Task goal:
Output all of the entries exactly as written.

Material shown:
** start **

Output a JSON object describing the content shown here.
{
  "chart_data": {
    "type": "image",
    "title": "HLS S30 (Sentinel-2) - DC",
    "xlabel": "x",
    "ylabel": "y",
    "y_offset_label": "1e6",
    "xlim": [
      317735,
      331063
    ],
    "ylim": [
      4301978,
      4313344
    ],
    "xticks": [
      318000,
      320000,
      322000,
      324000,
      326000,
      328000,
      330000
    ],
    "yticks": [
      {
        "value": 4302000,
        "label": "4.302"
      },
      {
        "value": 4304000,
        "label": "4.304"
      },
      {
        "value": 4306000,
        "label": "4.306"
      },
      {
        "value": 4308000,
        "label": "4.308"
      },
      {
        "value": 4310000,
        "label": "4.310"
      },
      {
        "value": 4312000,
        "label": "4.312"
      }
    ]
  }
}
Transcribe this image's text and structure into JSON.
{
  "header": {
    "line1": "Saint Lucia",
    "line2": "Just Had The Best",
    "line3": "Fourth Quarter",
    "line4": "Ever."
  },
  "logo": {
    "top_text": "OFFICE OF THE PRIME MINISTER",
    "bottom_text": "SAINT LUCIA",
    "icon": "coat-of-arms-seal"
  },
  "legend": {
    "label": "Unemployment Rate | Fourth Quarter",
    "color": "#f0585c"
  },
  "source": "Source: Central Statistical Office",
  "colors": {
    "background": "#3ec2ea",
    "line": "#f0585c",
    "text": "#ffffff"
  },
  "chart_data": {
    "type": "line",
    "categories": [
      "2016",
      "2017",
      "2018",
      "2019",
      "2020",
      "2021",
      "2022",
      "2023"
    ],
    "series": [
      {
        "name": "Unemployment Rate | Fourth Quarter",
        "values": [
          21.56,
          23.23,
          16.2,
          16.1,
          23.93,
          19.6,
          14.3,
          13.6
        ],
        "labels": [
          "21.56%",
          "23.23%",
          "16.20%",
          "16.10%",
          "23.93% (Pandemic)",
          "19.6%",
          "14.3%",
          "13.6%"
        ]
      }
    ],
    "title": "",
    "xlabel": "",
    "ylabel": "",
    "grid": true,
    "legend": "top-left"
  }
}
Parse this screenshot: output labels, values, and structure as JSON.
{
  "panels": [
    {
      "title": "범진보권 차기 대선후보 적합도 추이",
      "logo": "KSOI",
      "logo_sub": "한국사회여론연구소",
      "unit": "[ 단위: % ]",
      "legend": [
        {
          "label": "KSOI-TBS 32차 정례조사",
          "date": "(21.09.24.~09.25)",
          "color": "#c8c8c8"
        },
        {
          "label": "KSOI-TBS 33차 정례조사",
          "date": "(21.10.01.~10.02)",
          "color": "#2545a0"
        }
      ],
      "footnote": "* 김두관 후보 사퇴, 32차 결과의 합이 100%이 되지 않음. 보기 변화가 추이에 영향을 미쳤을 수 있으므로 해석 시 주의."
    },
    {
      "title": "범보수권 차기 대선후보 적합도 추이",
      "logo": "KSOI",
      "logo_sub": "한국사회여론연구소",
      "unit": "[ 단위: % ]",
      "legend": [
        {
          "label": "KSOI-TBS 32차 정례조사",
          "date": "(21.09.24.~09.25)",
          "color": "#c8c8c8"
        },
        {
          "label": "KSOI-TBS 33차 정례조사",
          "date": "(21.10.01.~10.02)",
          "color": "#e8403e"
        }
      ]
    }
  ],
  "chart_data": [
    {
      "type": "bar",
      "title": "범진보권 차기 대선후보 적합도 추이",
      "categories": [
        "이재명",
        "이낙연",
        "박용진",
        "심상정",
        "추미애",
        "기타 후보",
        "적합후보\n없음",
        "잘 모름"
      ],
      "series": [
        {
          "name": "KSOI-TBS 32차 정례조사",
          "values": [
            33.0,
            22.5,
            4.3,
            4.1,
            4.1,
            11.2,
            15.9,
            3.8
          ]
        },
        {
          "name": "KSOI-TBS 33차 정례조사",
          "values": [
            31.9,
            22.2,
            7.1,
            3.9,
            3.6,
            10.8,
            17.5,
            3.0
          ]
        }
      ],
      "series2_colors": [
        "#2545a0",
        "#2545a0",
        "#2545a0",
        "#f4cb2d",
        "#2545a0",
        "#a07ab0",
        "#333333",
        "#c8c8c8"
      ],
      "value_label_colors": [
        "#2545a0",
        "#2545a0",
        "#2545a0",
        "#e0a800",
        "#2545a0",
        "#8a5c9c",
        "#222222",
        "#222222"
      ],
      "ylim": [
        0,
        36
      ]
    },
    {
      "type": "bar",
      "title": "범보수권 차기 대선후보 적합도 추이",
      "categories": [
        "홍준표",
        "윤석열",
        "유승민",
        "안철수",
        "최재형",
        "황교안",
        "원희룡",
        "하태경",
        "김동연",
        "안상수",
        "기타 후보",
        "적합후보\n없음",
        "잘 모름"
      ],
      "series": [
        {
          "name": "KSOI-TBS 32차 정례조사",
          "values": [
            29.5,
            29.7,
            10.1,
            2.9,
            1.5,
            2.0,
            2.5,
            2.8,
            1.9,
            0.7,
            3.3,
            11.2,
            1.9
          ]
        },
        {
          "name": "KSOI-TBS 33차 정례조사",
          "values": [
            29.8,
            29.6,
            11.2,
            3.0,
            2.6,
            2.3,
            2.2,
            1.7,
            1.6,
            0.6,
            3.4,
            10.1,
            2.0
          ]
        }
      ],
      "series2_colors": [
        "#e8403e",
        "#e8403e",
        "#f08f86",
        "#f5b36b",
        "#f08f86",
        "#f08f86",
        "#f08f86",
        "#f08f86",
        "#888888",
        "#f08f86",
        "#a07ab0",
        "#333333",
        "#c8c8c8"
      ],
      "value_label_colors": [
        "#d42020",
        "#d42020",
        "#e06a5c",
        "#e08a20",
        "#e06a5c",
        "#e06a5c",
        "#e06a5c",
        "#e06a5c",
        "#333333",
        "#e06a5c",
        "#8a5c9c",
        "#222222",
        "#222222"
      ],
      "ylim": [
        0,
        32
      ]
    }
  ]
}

** end **

Complete answer:
Output a JSON object describing the content shown here.
{
  "chart_data": {
    "type": "image",
    "title": "HLS S30 (Sentinel-2) - DC",
    "xlabel": "x",
    "ylabel": "y",
    "y_offset_label": "1e6",
    "xlim": [
      317735,
      331063
    ],
    "ylim": [
      4301978,
      4313344
    ],
    "xticks": [
      318000,
      320000,
      322000,
      324000,
      326000,
      328000,
      330000
    ],
    "yticks": [
      {
        "value": 4302000,
        "label": "4.302"
      },
      {
        "value": 4304000,
        "label": "4.304"
      },
      {
        "value": 4306000,
        "label": "4.306"
      },
      {
        "value": 4308000,
        "label": "4.308"
      },
      {
        "value": 4310000,
        "label": "4.310"
      },
      {
        "value": 4312000,
        "label": "4.312"
      }
    ]
  }
}
Transcribe this image's text and structure into JSON.
{
  "header": {
    "line1": "Saint Lucia",
    "line2": "Just Had The Best",
    "line3": "Fourth Quarter",
    "line4": "Ever."
  },
  "logo": {
    "top_text": "OFFICE OF THE PRIME MINISTER",
    "bottom_text": "SAINT LUCIA",
    "icon": "coat-of-arms-seal"
  },
  "legend": {
    "label": "Unemployment Rate | Fourth Quarter",
    "color": "#f0585c"
  },
  "source": "Source: Central Statistical Office",
  "colors": {
    "background": "#3ec2ea",
    "line": "#f0585c",
    "text": "#ffffff"
  },
  "chart_data": {
    "type": "line",
    "categories": [
      "2016",
      "2017",
      "2018",
      "2019",
      "2020",
      "2021",
      "2022",
      "2023"
    ],
    "series": [
      {
        "name": "Unemployment Rate | Fourth Quarter",
        "values": [
          21.56,
          23.23,
          16.2,
          16.1,
          23.93,
          19.6,
          14.3,
          13.6
        ],
        "labels": [
          "21.56%",
          "23.23%",
          "16.20%",
          "16.10%",
          "23.93% (Pandemic)",
          "19.6%",
          "14.3%",
          "13.6%"
        ]
      }
    ],
    "title": "",
    "xlabel": "",
    "ylabel": "",
    "grid": true,
    "legend": "top-left"
  }
}
Parse this screenshot: output labels, values, and structure as JSON.
{
  "panels": [
    {
      "title": "범진보권 차기 대선후보 적합도 추이",
      "logo": "KSOI",
      "logo_sub": "한국사회여론연구소",
      "unit": "[ 단위: % ]",
      "legend": [
        {
          "label": "KSOI-TBS 32차 정례조사",
          "date": "(21.09.24.~09.25)",
          "color": "#c8c8c8"
        },
        {
          "label": "KSOI-TBS 33차 정례조사",
          "date": "(21.10.01.~10.02)",
          "color": "#2545a0"
        }
      ],
      "footnote": "* 김두관 후보 사퇴, 32차 결과의 합이 100%이 되지 않음. 보기 변화가 추이에 영향을 미쳤을 수 있으므로 해석 시 주의."
    },
    {
      "title": "범보수권 차기 대선후보 적합도 추이",
      "logo": "KSOI",
      "logo_sub": "한국사회여론연구소",
      "unit": "[ 단위: % ]",
      "legend": [
        {
          "label": "KSOI-TBS 32차 정례조사",
          "date": "(21.09.24.~09.25)",
          "color": "#c8c8c8"
        },
        {
          "label": "KSOI-TBS 33차 정례조사",
          "date": "(21.10.01.~10.02)",
          "color": "#e8403e"
        }
      ]
    }
  ],
  "chart_data": [
    {
      "type": "bar",
      "title": "범진보권 차기 대선후보 적합도 추이",
      "categories": [
        "이재명",
        "이낙연",
        "박용진",
        "심상정",
        "추미애",
        "기타 후보",
        "적합후보\n없음",
        "잘 모름"
      ],
      "series": [
        {
          "name": "KSOI-TBS 32차 정례조사",
          "values": [
            33.0,
            22.5,
            4.3,
            4.1,
            4.1,
            11.2,
            15.9,
            3.8
          ]
        },
        {
          "name": "KSOI-TBS 33차 정례조사",
          "values": [
            31.9,
            22.2,
            7.1,
            3.9,
            3.6,
            10.8,
            17.5,
            3.0
          ]
        }
      ],
      "series2_colors": [
        "#2545a0",
        "#2545a0",
        "#2545a0",
        "#f4cb2d",
        "#2545a0",
        "#a07ab0",
        "#333333",
        "#c8c8c8"
      ],
      "value_label_colors": [
        "#2545a0",
        "#2545a0",
        "#2545a0",
        "#e0a800",
        "#2545a0",
        "#8a5c9c",
        "#222222",
        "#222222"
      ],
      "ylim": [
        0,
        36
      ]
    },
    {
      "type": "bar",
      "title": "범보수권 차기 대선후보 적합도 추이",
      "categories": [
        "홍준표",
        "윤석열",
        "유승민",
        "안철수",
        "최재형",
        "황교안",
        "원희룡",
        "하태경",
        "김동연",
        "안상수",
        "기타 후보",
        "적합후보\n없음",
        "잘 모름"
      ],
      "series": [
        {
          "name": "KSOI-TBS 32차 정례조사",
          "values": [
            29.5,
            29.7,
            10.1,
            2.9,
            1.5,
            2.0,
            2.5,
            2.8,
            1.9,
            0.7,
            3.3,
            11.2,
            1.9
          ]
        },
        {
          "name": "KSOI-TBS 33차 정례조사",
          "values": [
            29.8,
            29.6,
            11.2,
            3.0,
            2.6,
            2.3,
            2.2,
            1.7,
            1.6,
            0.6,
            3.4,
            10.1,
            2.0
          ]
        }
      ],
      "series2_colors": [
        "#e8403e",
        "#e8403e",
        "#f08f86",
        "#f5b36b",
        "#f08f86",
        "#f08f86",
        "#f08f86",
        "#f08f86",
        "#888888",
        "#f08f86",
        "#a07ab0",
        "#333333",
        "#c8c8c8"
      ],
      "value_label_colors": [
        "#d42020",
        "#d42020",
        "#e06a5c",
        "#e08a20",
        "#e06a5c",
        "#e06a5c",
        "#e06a5c",
        "#e06a5c",
        "#333333",
        "#e06a5c",
        "#8a5c9c",
        "#222222",
        "#222222"
      ],
      "ylim": [
        0,
        32
      ]
    }
  ]
}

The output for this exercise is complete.